##### RECORDS TO PROCESS

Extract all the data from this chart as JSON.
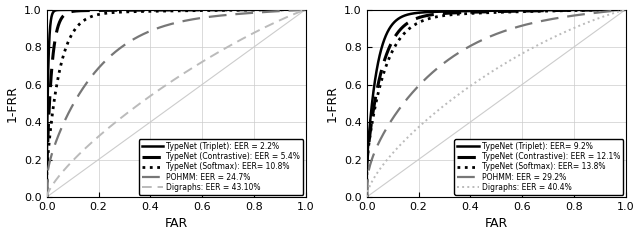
{
  "left": {
    "curves": [
      {
        "label": "TypeNet (Triplet): EER = 2.2%",
        "eer": 0.022,
        "linestyle": "-",
        "color": "#000000",
        "linewidth": 1.8,
        "alpha": 1.0,
        "concavity": 0.12
      },
      {
        "label": "TypeNet (Contrastive): EER = 5.4%",
        "eer": 0.054,
        "linestyle": "--",
        "color": "#000000",
        "linewidth": 2.2,
        "alpha": 1.0,
        "concavity": 0.15,
        "dashes": [
          6,
          3
        ]
      },
      {
        "label": "TypeNet (Softmax): EER= 10.8%",
        "eer": 0.108,
        "linestyle": ":",
        "color": "#000000",
        "linewidth": 2.0,
        "alpha": 1.0,
        "concavity": 0.2
      },
      {
        "label": "POHMM: EER = 24.7%",
        "eer": 0.247,
        "linestyle": "--",
        "color": "#777777",
        "linewidth": 1.6,
        "alpha": 1.0,
        "concavity": 0.38,
        "dashes": [
          8,
          4
        ]
      },
      {
        "label": "Digraphs: EER = 43.10%",
        "eer": 0.431,
        "linestyle": "--",
        "color": "#bbbbbb",
        "linewidth": 1.4,
        "alpha": 1.0,
        "concavity": 0.7,
        "dashes": [
          5,
          3
        ]
      }
    ],
    "xlabel": "FAR",
    "ylabel": "1-FRR",
    "xticks": [
      0,
      0.2,
      0.4,
      0.6,
      0.8,
      1
    ],
    "yticks": [
      0,
      0.2,
      0.4,
      0.6,
      0.8,
      1
    ],
    "legend_loc": "lower right"
  },
  "right": {
    "curves": [
      {
        "label": "TypeNet (Triplet): EER= 9.2%",
        "eer": 0.092,
        "linestyle": "-",
        "color": "#000000",
        "linewidth": 1.8,
        "alpha": 1.0,
        "concavity": 0.22
      },
      {
        "label": "TypeNet (Contrastive): EER = 12.1%",
        "eer": 0.121,
        "linestyle": "--",
        "color": "#000000",
        "linewidth": 2.2,
        "alpha": 1.0,
        "concavity": 0.26,
        "dashes": [
          6,
          3
        ]
      },
      {
        "label": "TypeNet (Softmax): EER= 13.8%",
        "eer": 0.138,
        "linestyle": ":",
        "color": "#000000",
        "linewidth": 2.0,
        "alpha": 1.0,
        "concavity": 0.3
      },
      {
        "label": "POHMM: EER = 29.2%",
        "eer": 0.292,
        "linestyle": "--",
        "color": "#777777",
        "linewidth": 1.6,
        "alpha": 1.0,
        "concavity": 0.5,
        "dashes": [
          8,
          4
        ]
      },
      {
        "label": "Digraphs: EER = 40.4%",
        "eer": 0.404,
        "linestyle": ":",
        "color": "#bbbbbb",
        "linewidth": 1.4,
        "alpha": 1.0,
        "concavity": 0.65
      }
    ],
    "xlabel": "FAR",
    "ylabel": "1-FRR",
    "xticks": [
      0,
      0.2,
      0.4,
      0.6,
      0.8,
      1
    ],
    "yticks": [
      0,
      0.2,
      0.4,
      0.6,
      0.8,
      1
    ],
    "legend_loc": "lower right"
  },
  "figsize": [
    6.4,
    2.36
  ],
  "dpi": 100
}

##########

GIVEN INSTRUCTION: Retype each entry precisely. Skip images entirely.

TASK RESPONSE:
Extract all the data from this chart as JSON.
{
  "left": {
    "curves": [
      {
        "label": "TypeNet (Triplet): EER = 2.2%",
        "eer": 0.022,
        "linestyle": "-",
        "color": "#000000",
        "linewidth": 1.8,
        "alpha": 1.0,
        "concavity": 0.12
      },
      {
        "label": "TypeNet (Contrastive): EER = 5.4%",
        "eer": 0.054,
        "linestyle": "--",
        "color": "#000000",
        "linewidth": 2.2,
        "alpha": 1.0,
        "concavity": 0.15,
        "dashes": [
          6,
          3
        ]
      },
      {
        "label": "TypeNet (Softmax): EER= 10.8%",
        "eer": 0.108,
        "linestyle": ":",
        "color": "#000000",
        "linewidth": 2.0,
        "alpha": 1.0,
        "concavity": 0.2
      },
      {
        "label": "POHMM: EER = 24.7%",
        "eer": 0.247,
        "linestyle": "--",
        "color": "#777777",
        "linewidth": 1.6,
        "alpha": 1.0,
        "concavity": 0.38,
        "dashes": [
          8,
          4
        ]
      },
      {
        "label": "Digraphs: EER = 43.10%",
        "eer": 0.431,
        "linestyle": "--",
        "color": "#bbbbbb",
        "linewidth": 1.4,
        "alpha": 1.0,
        "concavity": 0.7,
        "dashes": [
          5,
          3
        ]
      }
    ],
    "xlabel": "FAR",
    "ylabel": "1-FRR",
    "xticks": [
      0,
      0.2,
      0.4,
      0.6,
      0.8,
      1
    ],
    "yticks": [
      0,
      0.2,
      0.4,
      0.6,
      0.8,
      1
    ],
    "legend_loc": "lower right"
  },
  "right": {
    "curves": [
      {
        "label": "TypeNet (Triplet): EER= 9.2%",
        "eer": 0.092,
        "linestyle": "-",
        "color": "#000000",
        "linewidth": 1.8,
        "alpha": 1.0,
        "concavity": 0.22
      },
      {
        "label": "TypeNet (Contrastive): EER = 12.1%",
        "eer": 0.121,
        "linestyle": "--",
        "color": "#000000",
        "linewidth": 2.2,
        "alpha": 1.0,
        "concavity": 0.26,
        "dashes": [
          6,
          3
        ]
      },
      {
        "label": "TypeNet (Softmax): EER= 13.8%",
        "eer": 0.138,
        "linestyle": ":",
        "color": "#000000",
        "linewidth": 2.0,
        "alpha": 1.0,
        "concavity": 0.3
      },
      {
        "label": "POHMM: EER = 29.2%",
        "eer": 0.292,
        "linestyle": "--",
        "color": "#777777",
        "linewidth": 1.6,
        "alpha": 1.0,
        "concavity": 0.5,
        "dashes": [
          8,
          4
        ]
      },
      {
        "label": "Digraphs: EER = 40.4%",
        "eer": 0.404,
        "linestyle": ":",
        "color": "#bbbbbb",
        "linewidth": 1.4,
        "alpha": 1.0,
        "concavity": 0.65
      }
    ],
    "xlabel": "FAR",
    "ylabel": "1-FRR",
    "xticks": [
      0,
      0.2,
      0.4,
      0.6,
      0.8,
      1
    ],
    "yticks": [
      0,
      0.2,
      0.4,
      0.6,
      0.8,
      1
    ],
    "legend_loc": "lower right"
  },
  "figsize": [
    6.4,
    2.36
  ],
  "dpi": 100
}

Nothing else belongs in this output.